- [What is required]
Which lines hold the word "firma"? Show each of them.

- [Data shown]

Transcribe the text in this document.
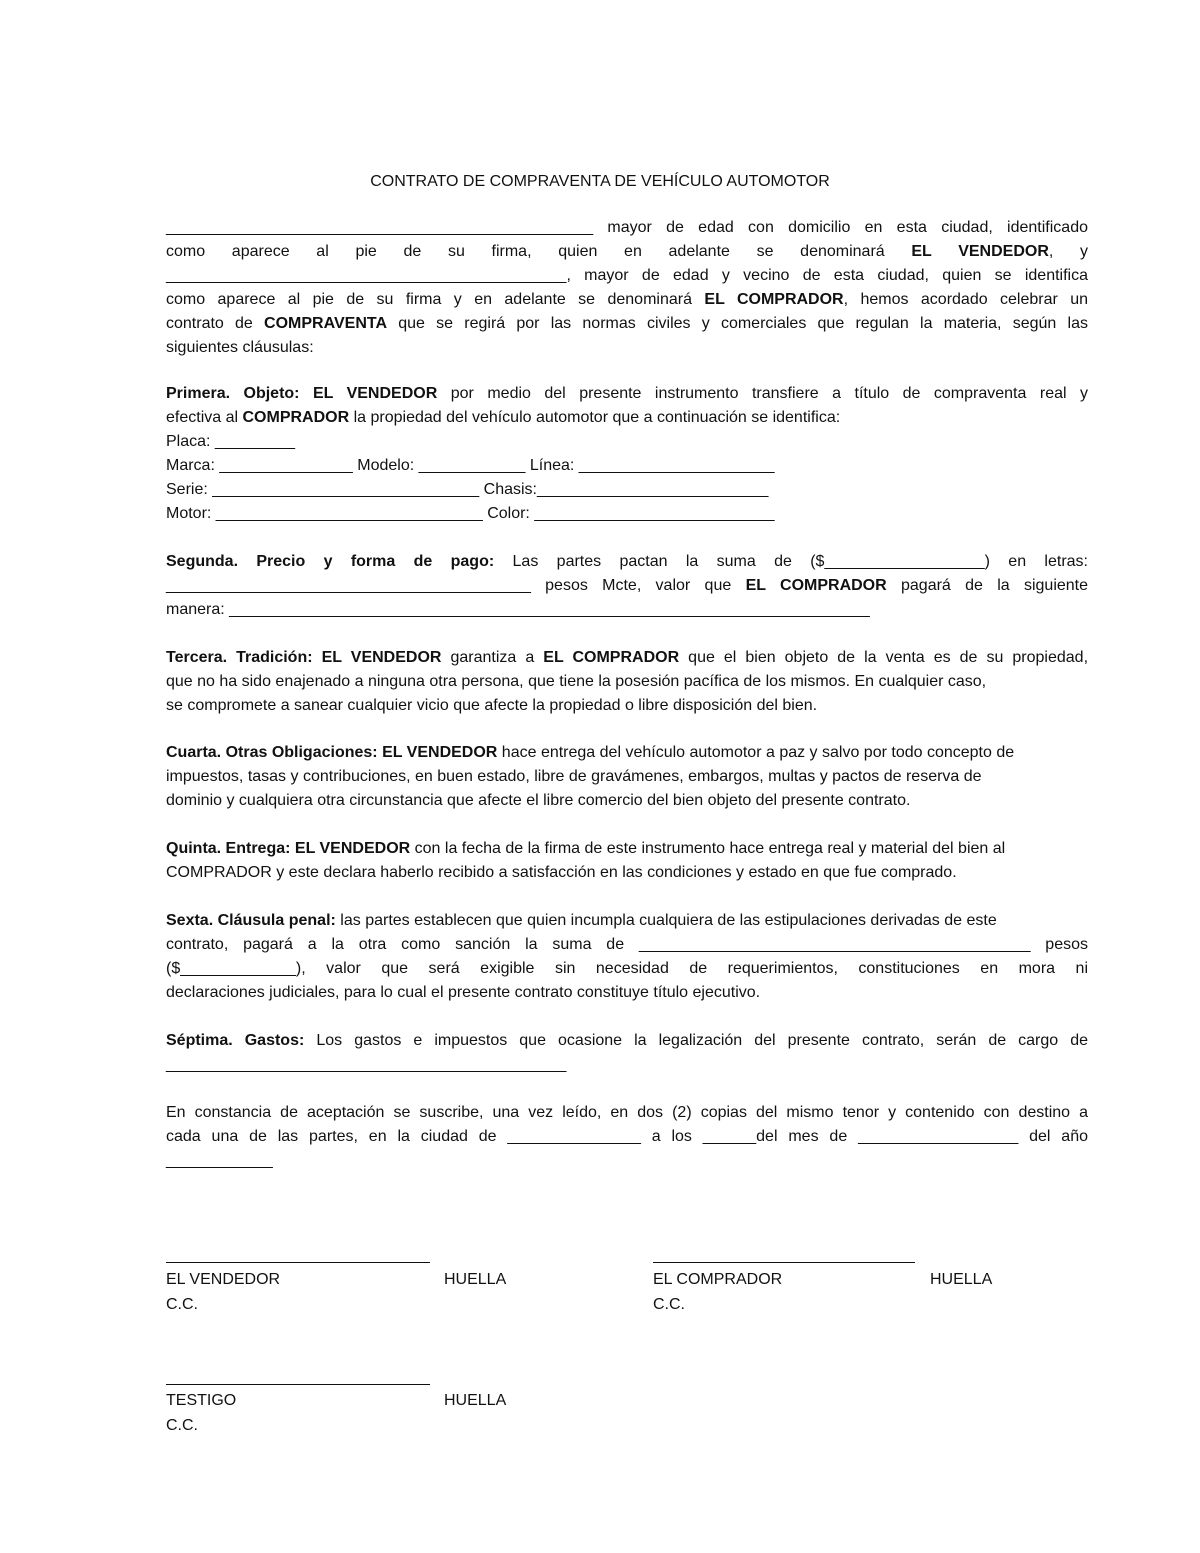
CONTRATO DE COMPRAVENTA DE VEHÍCULO AUTOMOTOR
________________________________________________ mayor de edad con domicilio en esta ciudad, identificado
como aparece al pie de su firma, quien en adelante se denominará EL VENDEDOR, y
_____________________________________________, mayor de edad y vecino de esta ciudad, quien se identifica
como aparece al pie de su firma y en adelante se denominará EL COMPRADOR, hemos acordado celebrar un
contrato de COMPRAVENTA que se regirá por las normas civiles y comerciales que regulan la materia, según las
siguientes cláusulas:
Primera. Objeto: EL VENDEDOR por medio del presente instrumento transfiere a título de compraventa real y
efectiva al COMPRADOR la propiedad del vehículo automotor que a continuación se identifica:
Placa: _________
Marca: _______________ Modelo: ____________ Línea: ______________________
Serie: ______________________________ Chasis:__________________________
Motor: ______________________________ Color: ___________________________
Segunda. Precio y forma de pago: Las partes pactan la suma de ($__________________) en letras:
_________________________________________ pesos Mcte, valor que EL COMPRADOR pagará de la siguiente
manera: ________________________________________________________________________
Tercera. Tradición: EL VENDEDOR garantiza a EL COMPRADOR que el bien objeto de la venta es de su propiedad,
que no ha sido enajenado a ninguna otra persona, que tiene la posesión pacífica de los mismos. En cualquier caso,
se compromete a sanear cualquier vicio que afecte la propiedad o libre disposición del bien.
Cuarta. Otras Obligaciones: EL VENDEDOR hace entrega del vehículo automotor a paz y salvo por todo concepto de
impuestos, tasas y contribuciones, en buen estado, libre de gravámenes, embargos, multas y pactos de reserva de
dominio y cualquiera otra circunstancia que afecte el libre comercio del bien objeto del presente contrato.
Quinta. Entrega: EL VENDEDOR con la fecha de la firma de este instrumento hace entrega real y material del bien al
COMPRADOR y este declara haberlo recibido a satisfacción en las condiciones y estado en que fue comprado.
Sexta. Cláusula penal: las partes establecen que quien incumpla cualquiera de las estipulaciones derivadas de este
contrato, pagará a la otra como sanción la suma de ____________________________________________ pesos
($_____________), valor que será exigible sin necesidad de requerimientos, constituciones en mora ni
declaraciones judiciales, para lo cual el presente contrato constituye título ejecutivo.
Séptima. Gastos: Los gastos e impuestos que ocasione la legalización del presente contrato, serán de cargo de
_____________________________________________
En constancia de aceptación se suscribe, una vez leído, en dos (2) copias del mismo tenor y contenido con destino a
cada una de las partes, en la ciudad de _______________ a los ______del mes de __________________ del año
____________
EL VENDEDOR	HUELLA	EL COMPRADOR	HUELLA
C.C.	C.C.
TESTIGO	HUELLA
C.C.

- [Solution to this problem]
como aparece al pie de su firma, quien en adelante se denominará EL VENDEDOR, y
como aparece al pie de su firma y en adelante se denominará EL COMPRADOR, hemos acordado celebrar un
Quinta. Entrega: EL VENDEDOR con la fecha de la firma de este instrumento hace entrega real y material del bien al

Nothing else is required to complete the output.